Begin

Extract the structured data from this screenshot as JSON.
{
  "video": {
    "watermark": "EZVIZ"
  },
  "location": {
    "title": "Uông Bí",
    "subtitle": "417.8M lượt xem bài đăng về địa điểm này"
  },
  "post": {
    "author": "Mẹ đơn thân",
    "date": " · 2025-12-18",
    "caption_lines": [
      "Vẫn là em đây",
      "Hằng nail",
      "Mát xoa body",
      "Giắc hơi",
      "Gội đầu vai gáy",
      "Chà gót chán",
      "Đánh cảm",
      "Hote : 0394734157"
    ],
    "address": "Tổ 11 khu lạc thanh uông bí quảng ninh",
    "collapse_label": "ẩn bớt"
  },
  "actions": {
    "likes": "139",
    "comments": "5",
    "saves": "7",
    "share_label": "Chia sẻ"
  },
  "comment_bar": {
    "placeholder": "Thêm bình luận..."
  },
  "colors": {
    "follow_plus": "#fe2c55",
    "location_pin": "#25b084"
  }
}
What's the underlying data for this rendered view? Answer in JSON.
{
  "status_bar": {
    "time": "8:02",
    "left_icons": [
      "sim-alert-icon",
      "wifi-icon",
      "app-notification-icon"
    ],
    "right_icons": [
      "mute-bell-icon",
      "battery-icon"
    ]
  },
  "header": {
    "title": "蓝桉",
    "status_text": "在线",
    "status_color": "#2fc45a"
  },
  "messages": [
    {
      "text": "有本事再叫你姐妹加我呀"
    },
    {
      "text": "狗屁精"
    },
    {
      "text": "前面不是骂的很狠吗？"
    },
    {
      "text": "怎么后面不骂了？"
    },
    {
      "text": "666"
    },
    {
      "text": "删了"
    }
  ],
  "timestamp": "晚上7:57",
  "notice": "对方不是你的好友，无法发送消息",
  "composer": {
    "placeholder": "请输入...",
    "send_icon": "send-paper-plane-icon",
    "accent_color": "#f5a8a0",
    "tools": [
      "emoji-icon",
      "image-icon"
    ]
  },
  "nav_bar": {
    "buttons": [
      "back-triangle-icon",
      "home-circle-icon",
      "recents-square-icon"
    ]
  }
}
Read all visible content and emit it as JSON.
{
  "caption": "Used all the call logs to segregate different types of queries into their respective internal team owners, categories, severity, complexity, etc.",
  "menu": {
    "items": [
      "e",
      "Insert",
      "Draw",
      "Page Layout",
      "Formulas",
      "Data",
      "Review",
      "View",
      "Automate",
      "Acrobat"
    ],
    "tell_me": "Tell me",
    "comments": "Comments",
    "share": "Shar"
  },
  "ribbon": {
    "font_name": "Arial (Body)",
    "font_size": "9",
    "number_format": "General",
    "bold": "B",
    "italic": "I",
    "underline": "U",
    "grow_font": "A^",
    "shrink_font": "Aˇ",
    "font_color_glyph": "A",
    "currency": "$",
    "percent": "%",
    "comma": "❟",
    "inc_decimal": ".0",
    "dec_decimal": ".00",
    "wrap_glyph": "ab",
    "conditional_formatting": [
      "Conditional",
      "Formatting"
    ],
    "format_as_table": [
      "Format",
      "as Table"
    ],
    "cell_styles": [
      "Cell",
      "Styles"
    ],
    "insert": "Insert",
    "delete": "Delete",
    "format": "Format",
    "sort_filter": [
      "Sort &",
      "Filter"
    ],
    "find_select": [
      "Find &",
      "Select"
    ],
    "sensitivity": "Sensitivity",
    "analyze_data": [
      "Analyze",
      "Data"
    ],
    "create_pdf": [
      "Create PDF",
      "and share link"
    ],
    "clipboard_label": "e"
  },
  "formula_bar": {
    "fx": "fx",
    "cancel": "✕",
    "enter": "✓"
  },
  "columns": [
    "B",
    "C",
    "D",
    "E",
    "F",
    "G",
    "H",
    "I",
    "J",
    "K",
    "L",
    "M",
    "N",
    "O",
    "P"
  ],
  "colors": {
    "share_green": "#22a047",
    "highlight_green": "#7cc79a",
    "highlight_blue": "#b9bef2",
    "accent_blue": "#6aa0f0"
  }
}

End

[Objective]: Your task is to retype all of the records exactly.

[Full response]:
Extract the structured data from this screenshot as JSON.
{
  "video": {
    "watermark": "EZVIZ"
  },
  "location": {
    "title": "Uông Bí",
    "subtitle": "417.8M lượt xem bài đăng về địa điểm này"
  },
  "post": {
    "author": "Mẹ đơn thân",
    "date": " · 2025-12-18",
    "caption_lines": [
      "Vẫn là em đây",
      "Hằng nail",
      "Mát xoa body",
      "Giắc hơi",
      "Gội đầu vai gáy",
      "Chà gót chán",
      "Đánh cảm",
      "Hote : 0394734157"
    ],
    "address": "Tổ 11 khu lạc thanh uông bí quảng ninh",
    "collapse_label": "ẩn bớt"
  },
  "actions": {
    "likes": "139",
    "comments": "5",
    "saves": "7",
    "share_label": "Chia sẻ"
  },
  "comment_bar": {
    "placeholder": "Thêm bình luận..."
  },
  "colors": {
    "follow_plus": "#fe2c55",
    "location_pin": "#25b084"
  }
}
What's the underlying data for this rendered view? Answer in JSON.
{
  "status_bar": {
    "time": "8:02",
    "left_icons": [
      "sim-alert-icon",
      "wifi-icon",
      "app-notification-icon"
    ],
    "right_icons": [
      "mute-bell-icon",
      "battery-icon"
    ]
  },
  "header": {
    "title": "蓝桉",
    "status_text": "在线",
    "status_color": "#2fc45a"
  },
  "messages": [
    {
      "text": "有本事再叫你姐妹加我呀"
    },
    {
      "text": "狗屁精"
    },
    {
      "text": "前面不是骂的很狠吗？"
    },
    {
      "text": "怎么后面不骂了？"
    },
    {
      "text": "666"
    },
    {
      "text": "删了"
    }
  ],
  "timestamp": "晚上7:57",
  "notice": "对方不是你的好友，无法发送消息",
  "composer": {
    "placeholder": "请输入...",
    "send_icon": "send-paper-plane-icon",
    "accent_color": "#f5a8a0",
    "tools": [
      "emoji-icon",
      "image-icon"
    ]
  },
  "nav_bar": {
    "buttons": [
      "back-triangle-icon",
      "home-circle-icon",
      "recents-square-icon"
    ]
  }
}
Read all visible content and emit it as JSON.
{
  "caption": "Used all the call logs to segregate different types of queries into their respective internal team owners, categories, severity, complexity, etc.",
  "menu": {
    "items": [
      "e",
      "Insert",
      "Draw",
      "Page Layout",
      "Formulas",
      "Data",
      "Review",
      "View",
      "Automate",
      "Acrobat"
    ],
    "tell_me": "Tell me",
    "comments": "Comments",
    "share": "Shar"
  },
  "ribbon": {
    "font_name": "Arial (Body)",
    "font_size": "9",
    "number_format": "General",
    "bold": "B",
    "italic": "I",
    "underline": "U",
    "grow_font": "A^",
    "shrink_font": "Aˇ",
    "font_color_glyph": "A",
    "currency": "$",
    "percent": "%",
    "comma": "❟",
    "inc_decimal": ".0",
    "dec_decimal": ".00",
    "wrap_glyph": "ab",
    "conditional_formatting": [
      "Conditional",
      "Formatting"
    ],
    "format_as_table": [
      "Format",
      "as Table"
    ],
    "cell_styles": [
      "Cell",
      "Styles"
    ],
    "insert": "Insert",
    "delete": "Delete",
    "format": "Format",
    "sort_filter": [
      "Sort &",
      "Filter"
    ],
    "find_select": [
      "Find &",
      "Select"
    ],
    "sensitivity": "Sensitivity",
    "analyze_data": [
      "Analyze",
      "Data"
    ],
    "create_pdf": [
      "Create PDF",
      "and share link"
    ],
    "clipboard_label": "e"
  },
  "formula_bar": {
    "fx": "fx",
    "cancel": "✕",
    "enter": "✓"
  },
  "columns": [
    "B",
    "C",
    "D",
    "E",
    "F",
    "G",
    "H",
    "I",
    "J",
    "K",
    "L",
    "M",
    "N",
    "O",
    "P"
  ],
  "colors": {
    "share_green": "#22a047",
    "highlight_green": "#7cc79a",
    "highlight_blue": "#b9bef2",
    "accent_blue": "#6aa0f0"
  }
}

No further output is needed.